# [What the task requires]
Please write out the material below exactly as given.
○ ○ ○ ○ ○
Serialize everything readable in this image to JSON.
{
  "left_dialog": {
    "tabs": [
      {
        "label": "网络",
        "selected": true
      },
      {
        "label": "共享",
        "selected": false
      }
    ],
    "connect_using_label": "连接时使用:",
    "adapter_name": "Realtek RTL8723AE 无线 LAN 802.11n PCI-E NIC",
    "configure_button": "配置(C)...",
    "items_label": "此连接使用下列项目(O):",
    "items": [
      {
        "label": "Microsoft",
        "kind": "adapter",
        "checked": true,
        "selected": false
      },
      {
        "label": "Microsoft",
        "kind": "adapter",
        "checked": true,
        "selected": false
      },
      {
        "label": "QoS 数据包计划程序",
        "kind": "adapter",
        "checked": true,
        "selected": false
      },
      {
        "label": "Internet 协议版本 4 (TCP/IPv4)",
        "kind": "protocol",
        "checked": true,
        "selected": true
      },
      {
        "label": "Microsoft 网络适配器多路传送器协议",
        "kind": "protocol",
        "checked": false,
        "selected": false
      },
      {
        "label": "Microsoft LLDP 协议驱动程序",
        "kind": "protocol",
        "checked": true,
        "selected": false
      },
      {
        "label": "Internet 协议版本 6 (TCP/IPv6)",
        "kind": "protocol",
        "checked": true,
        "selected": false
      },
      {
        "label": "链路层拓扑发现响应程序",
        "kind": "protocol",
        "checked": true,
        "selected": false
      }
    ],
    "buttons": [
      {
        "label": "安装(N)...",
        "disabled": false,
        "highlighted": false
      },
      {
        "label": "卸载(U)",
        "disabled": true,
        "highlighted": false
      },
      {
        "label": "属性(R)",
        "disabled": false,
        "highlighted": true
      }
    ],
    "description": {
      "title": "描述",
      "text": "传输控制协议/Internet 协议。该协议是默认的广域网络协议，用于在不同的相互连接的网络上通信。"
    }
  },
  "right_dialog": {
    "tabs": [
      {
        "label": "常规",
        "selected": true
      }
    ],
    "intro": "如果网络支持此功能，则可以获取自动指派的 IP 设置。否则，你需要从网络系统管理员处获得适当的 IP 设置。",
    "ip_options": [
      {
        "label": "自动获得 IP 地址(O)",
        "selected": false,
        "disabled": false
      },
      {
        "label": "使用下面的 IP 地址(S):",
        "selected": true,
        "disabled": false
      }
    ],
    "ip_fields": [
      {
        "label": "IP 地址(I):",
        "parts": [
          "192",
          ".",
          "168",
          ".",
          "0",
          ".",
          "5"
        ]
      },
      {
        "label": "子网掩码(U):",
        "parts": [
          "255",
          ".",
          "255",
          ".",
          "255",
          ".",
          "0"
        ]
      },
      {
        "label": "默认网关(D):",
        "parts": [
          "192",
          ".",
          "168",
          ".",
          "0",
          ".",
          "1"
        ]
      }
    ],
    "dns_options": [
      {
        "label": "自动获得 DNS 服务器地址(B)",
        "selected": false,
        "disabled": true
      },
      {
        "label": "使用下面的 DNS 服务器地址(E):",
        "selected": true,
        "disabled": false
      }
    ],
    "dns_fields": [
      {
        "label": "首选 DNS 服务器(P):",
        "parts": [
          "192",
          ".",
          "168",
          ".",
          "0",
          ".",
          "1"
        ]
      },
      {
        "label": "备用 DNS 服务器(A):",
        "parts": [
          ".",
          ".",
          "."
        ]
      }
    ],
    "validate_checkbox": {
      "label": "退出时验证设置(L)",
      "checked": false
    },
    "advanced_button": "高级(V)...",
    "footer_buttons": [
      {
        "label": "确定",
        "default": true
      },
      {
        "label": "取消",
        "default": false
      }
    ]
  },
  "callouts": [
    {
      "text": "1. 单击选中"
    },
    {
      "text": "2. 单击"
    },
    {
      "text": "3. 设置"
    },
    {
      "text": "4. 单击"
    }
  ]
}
○ ○ ○ ○ ○
# [Output of the exercise]
Serialize everything readable in this image to JSON.
{
  "left_dialog": {
    "tabs": [
      {
        "label": "网络",
        "selected": true
      },
      {
        "label": "共享",
        "selected": false
      }
    ],
    "connect_using_label": "连接时使用:",
    "adapter_name": "Realtek RTL8723AE 无线 LAN 802.11n PCI-E NIC",
    "configure_button": "配置(C)...",
    "items_label": "此连接使用下列项目(O):",
    "items": [
      {
        "label": "Microsoft",
        "kind": "adapter",
        "checked": true,
        "selected": false
      },
      {
        "label": "Microsoft",
        "kind": "adapter",
        "checked": true,
        "selected": false
      },
      {
        "label": "QoS 数据包计划程序",
        "kind": "adapter",
        "checked": true,
        "selected": false
      },
      {
        "label": "Internet 协议版本 4 (TCP/IPv4)",
        "kind": "protocol",
        "checked": true,
        "selected": true
      },
      {
        "label": "Microsoft 网络适配器多路传送器协议",
        "kind": "protocol",
        "checked": false,
        "selected": false
      },
      {
        "label": "Microsoft LLDP 协议驱动程序",
        "kind": "protocol",
        "checked": true,
        "selected": false
      },
      {
        "label": "Internet 协议版本 6 (TCP/IPv6)",
        "kind": "protocol",
        "checked": true,
        "selected": false
      },
      {
        "label": "链路层拓扑发现响应程序",
        "kind": "protocol",
        "checked": true,
        "selected": false
      }
    ],
    "buttons": [
      {
        "label": "安装(N)...",
        "disabled": false,
        "highlighted": false
      },
      {
        "label": "卸载(U)",
        "disabled": true,
        "highlighted": false
      },
      {
        "label": "属性(R)",
        "disabled": false,
        "highlighted": true
      }
    ],
    "description": {
      "title": "描述",
      "text": "传输控制协议/Internet 协议。该协议是默认的广域网络协议，用于在不同的相互连接的网络上通信。"
    }
  },
  "right_dialog": {
    "tabs": [
      {
        "label": "常规",
        "selected": true
      }
    ],
    "intro": "如果网络支持此功能，则可以获取自动指派的 IP 设置。否则，你需要从网络系统管理员处获得适当的 IP 设置。",
    "ip_options": [
      {
        "label": "自动获得 IP 地址(O)",
        "selected": false,
        "disabled": false
      },
      {
        "label": "使用下面的 IP 地址(S):",
        "selected": true,
        "disabled": false
      }
    ],
    "ip_fields": [
      {
        "label": "IP 地址(I):",
        "parts": [
          "192",
          ".",
          "168",
          ".",
          "0",
          ".",
          "5"
        ]
      },
      {
        "label": "子网掩码(U):",
        "parts": [
          "255",
          ".",
          "255",
          ".",
          "255",
          ".",
          "0"
        ]
      },
      {
        "label": "默认网关(D):",
        "parts": [
          "192",
          ".",
          "168",
          ".",
          "0",
          ".",
          "1"
        ]
      }
    ],
    "dns_options": [
      {
        "label": "自动获得 DNS 服务器地址(B)",
        "selected": false,
        "disabled": true
      },
      {
        "label": "使用下面的 DNS 服务器地址(E):",
        "selected": true,
        "disabled": false
      }
    ],
    "dns_fields": [
      {
        "label": "首选 DNS 服务器(P):",
        "parts": [
          "192",
          ".",
          "168",
          ".",
          "0",
          ".",
          "1"
        ]
      },
      {
        "label": "备用 DNS 服务器(A):",
        "parts": [
          ".",
          ".",
          "."
        ]
      }
    ],
    "validate_checkbox": {
      "label": "退出时验证设置(L)",
      "checked": false
    },
    "advanced_button": "高级(V)...",
    "footer_buttons": [
      {
        "label": "确定",
        "default": true
      },
      {
        "label": "取消",
        "default": false
      }
    ]
  },
  "callouts": [
    {
      "text": "1. 单击选中"
    },
    {
      "text": "2. 单击"
    },
    {
      "text": "3. 设置"
    },
    {
      "text": "4. 单击"
    }
  ]
}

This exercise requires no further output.